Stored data
-*-

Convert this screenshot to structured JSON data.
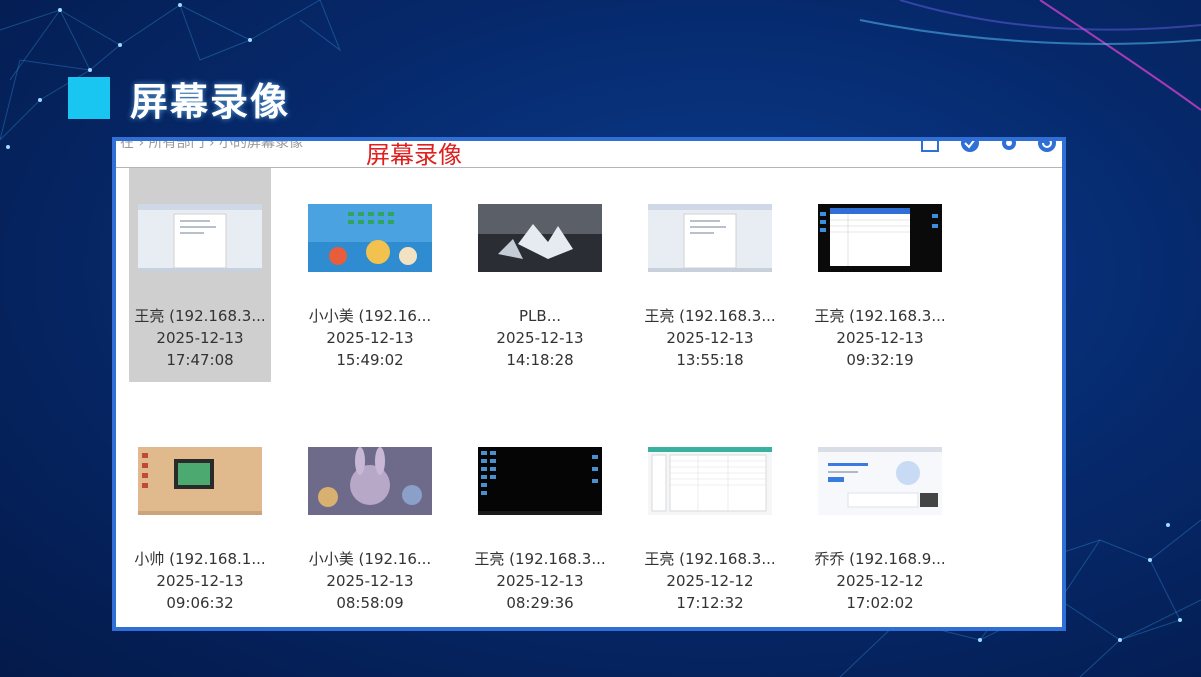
{
  "slide": {
    "title": "屏幕录像",
    "accent_color": "#19c6f2"
  },
  "window": {
    "breadcrumb": "在 › 所有部门 › 小的屏幕录像",
    "overlay_title": "屏幕录像",
    "toolbar_icons": [
      "square-icon",
      "check-circle-icon",
      "gear-icon",
      "refresh-icon"
    ]
  },
  "recordings": [
    {
      "name": "王亮 (192.168.3...",
      "date": "2025-12-13",
      "time": "17:47:08",
      "selected": true,
      "thumbnail": "document-window"
    },
    {
      "name": "小小美 (192.16...",
      "date": "2025-12-13",
      "time": "15:49:02",
      "selected": false,
      "thumbnail": "cartoon-desktop"
    },
    {
      "name": "PLB...",
      "date": "2025-12-13",
      "time": "14:18:28",
      "selected": false,
      "thumbnail": "ice-crystal"
    },
    {
      "name": "王亮 (192.168.3...",
      "date": "2025-12-13",
      "time": "13:55:18",
      "selected": false,
      "thumbnail": "document-window"
    },
    {
      "name": "王亮 (192.168.3...",
      "date": "2025-12-13",
      "time": "09:32:19",
      "selected": false,
      "thumbnail": "spreadsheet-dark-desktop"
    },
    {
      "name": "小帅 (192.168.1...",
      "date": "2025-12-13",
      "time": "09:06:32",
      "selected": false,
      "thumbnail": "tan-desktop"
    },
    {
      "name": "小小美 (192.16...",
      "date": "2025-12-13",
      "time": "08:58:09",
      "selected": false,
      "thumbnail": "animated-rabbit"
    },
    {
      "name": "王亮 (192.168.3...",
      "date": "2025-12-13",
      "time": "08:29:36",
      "selected": false,
      "thumbnail": "black-desktop"
    },
    {
      "name": "王亮 (192.168.3...",
      "date": "2025-12-12",
      "time": "17:12:32",
      "selected": false,
      "thumbnail": "spreadsheet-window"
    },
    {
      "name": "乔乔 (192.168.9...",
      "date": "2025-12-12",
      "time": "17:02:02",
      "selected": false,
      "thumbnail": "web-page"
    }
  ]
}
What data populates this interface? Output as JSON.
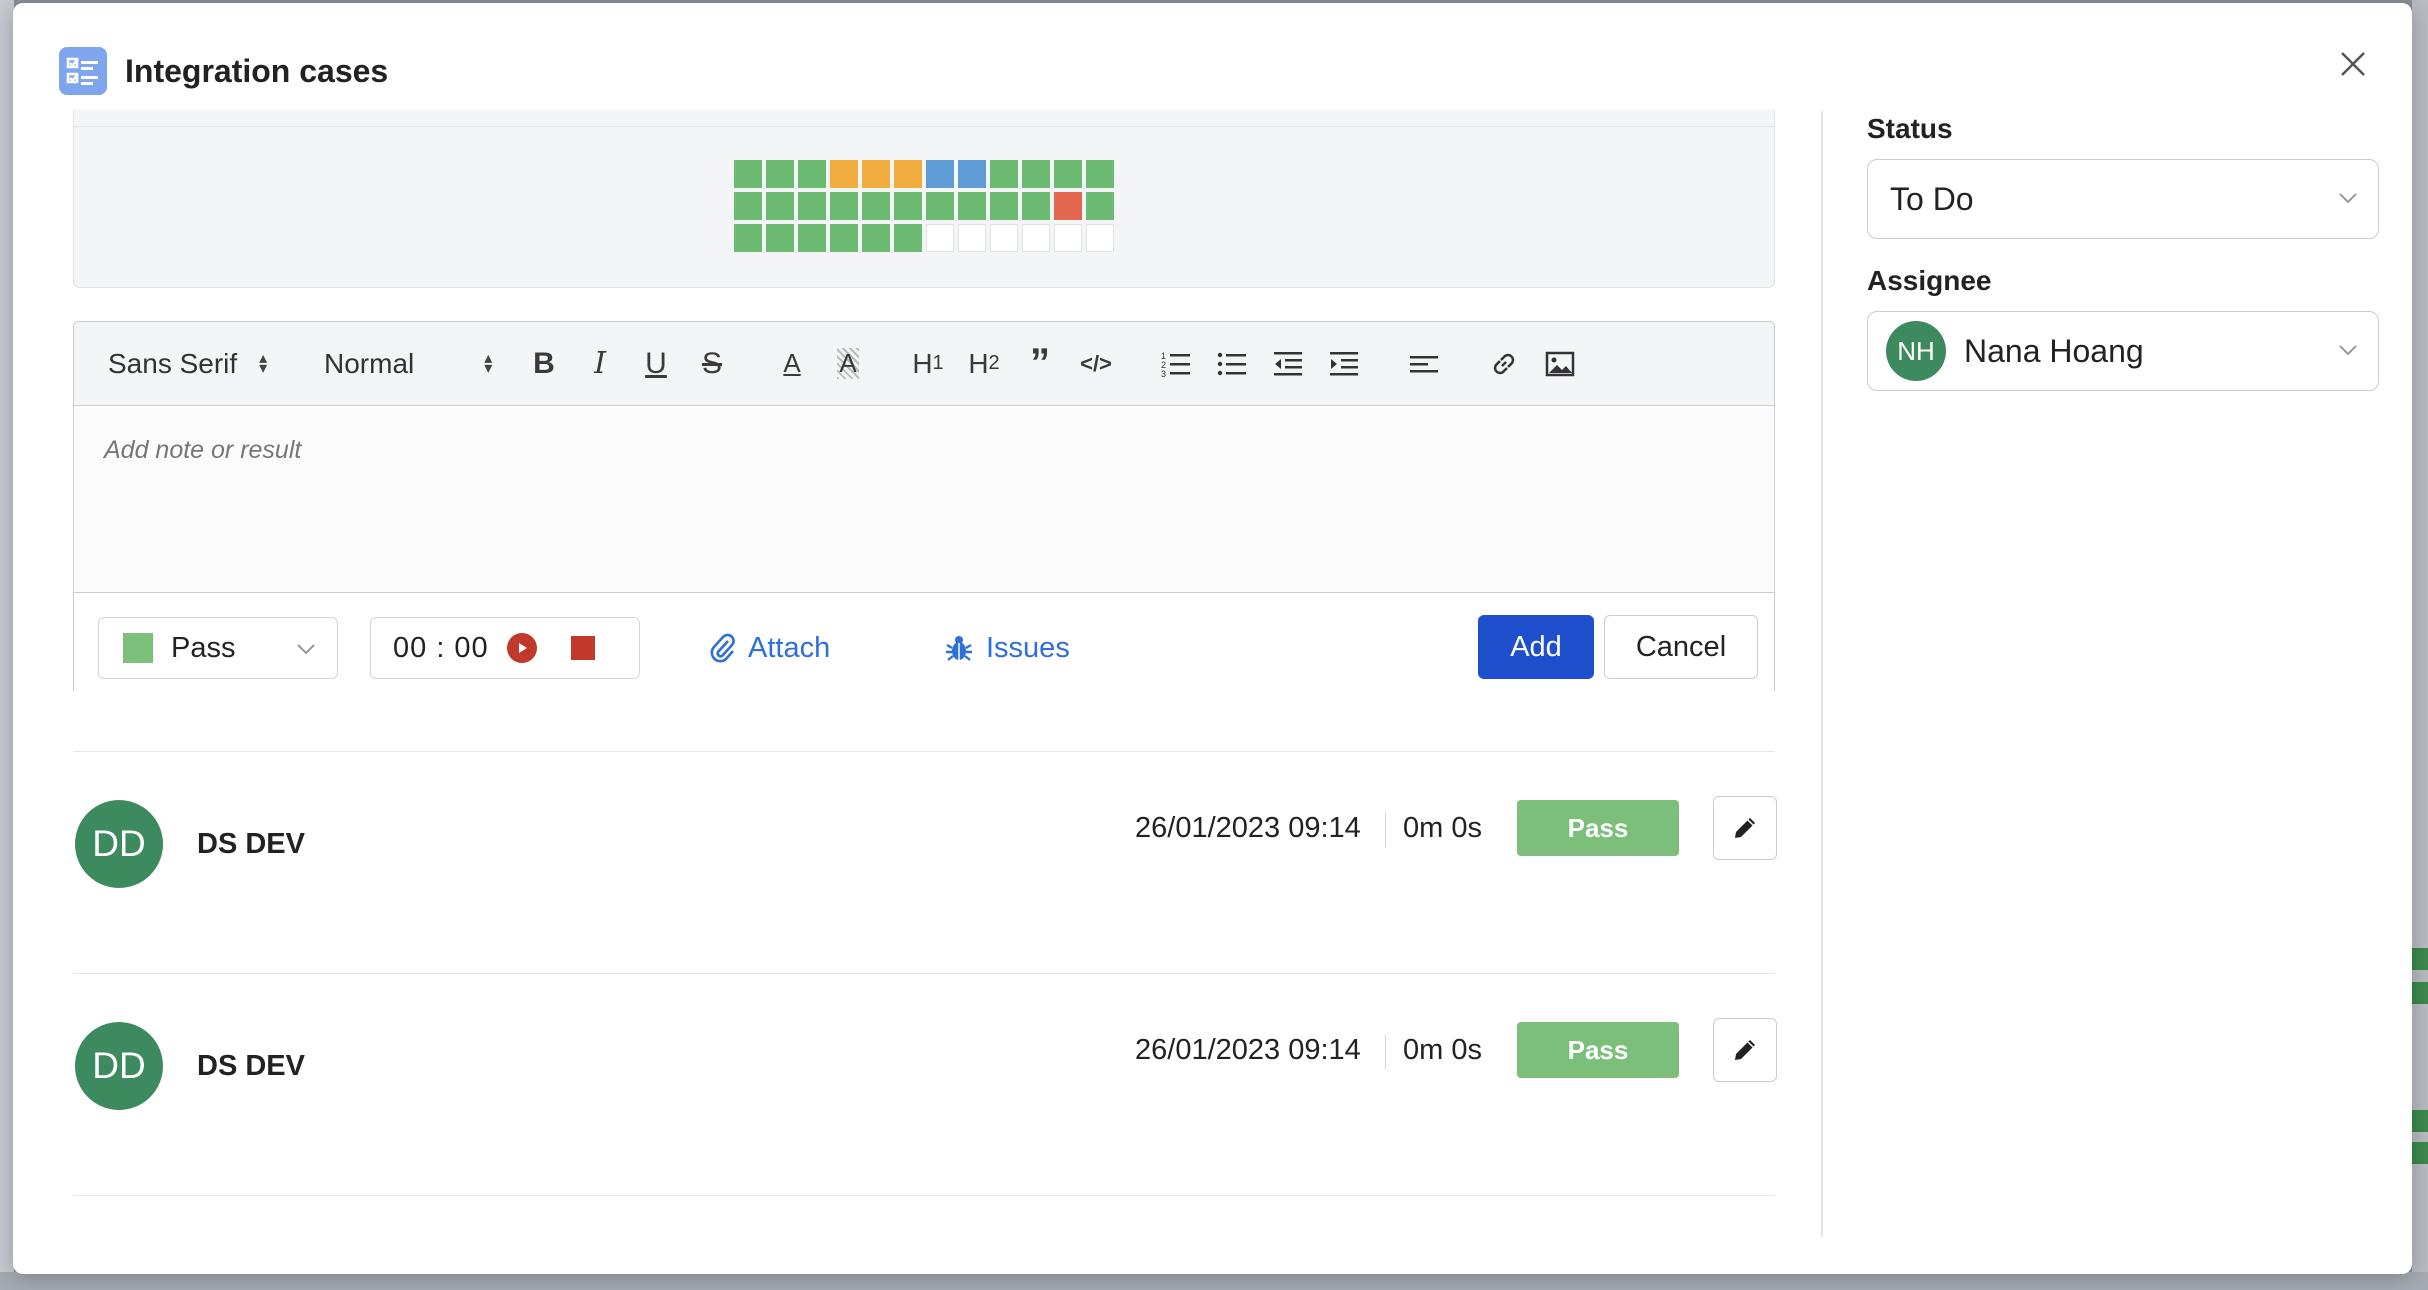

-*-

*WHAT TO DO:* Reproduce each line exactly as it appears, omitting the pictures.

*TASK ANSWER:*
Convert this screenshot to structured JSON data.
{
  "slide": {
    "title": "屏幕录像",
    "accent_color": "#19c6f2"
  },
  "window": {
    "breadcrumb": "在 › 所有部门 › 小的屏幕录像",
    "overlay_title": "屏幕录像",
    "toolbar_icons": [
      "square-icon",
      "check-circle-icon",
      "gear-icon",
      "refresh-icon"
    ]
  },
  "recordings": [
    {
      "name": "王亮 (192.168.3...",
      "date": "2025-12-13",
      "time": "17:47:08",
      "selected": true,
      "thumbnail": "document-window"
    },
    {
      "name": "小小美 (192.16...",
      "date": "2025-12-13",
      "time": "15:49:02",
      "selected": false,
      "thumbnail": "cartoon-desktop"
    },
    {
      "name": "PLB...",
      "date": "2025-12-13",
      "time": "14:18:28",
      "selected": false,
      "thumbnail": "ice-crystal"
    },
    {
      "name": "王亮 (192.168.3...",
      "date": "2025-12-13",
      "time": "13:55:18",
      "selected": false,
      "thumbnail": "document-window"
    },
    {
      "name": "王亮 (192.168.3...",
      "date": "2025-12-13",
      "time": "09:32:19",
      "selected": false,
      "thumbnail": "spreadsheet-dark-desktop"
    },
    {
      "name": "小帅 (192.168.1...",
      "date": "2025-12-13",
      "time": "09:06:32",
      "selected": false,
      "thumbnail": "tan-desktop"
    },
    {
      "name": "小小美 (192.16...",
      "date": "2025-12-13",
      "time": "08:58:09",
      "selected": false,
      "thumbnail": "animated-rabbit"
    },
    {
      "name": "王亮 (192.168.3...",
      "date": "2025-12-13",
      "time": "08:29:36",
      "selected": false,
      "thumbnail": "black-desktop"
    },
    {
      "name": "王亮 (192.168.3...",
      "date": "2025-12-12",
      "time": "17:12:32",
      "selected": false,
      "thumbnail": "spreadsheet-window"
    },
    {
      "name": "乔乔 (192.168.9...",
      "date": "2025-12-12",
      "time": "17:02:02",
      "selected": false,
      "thumbnail": "web-page"
    }
  ]
}
What data populates this interface? Output as JSON.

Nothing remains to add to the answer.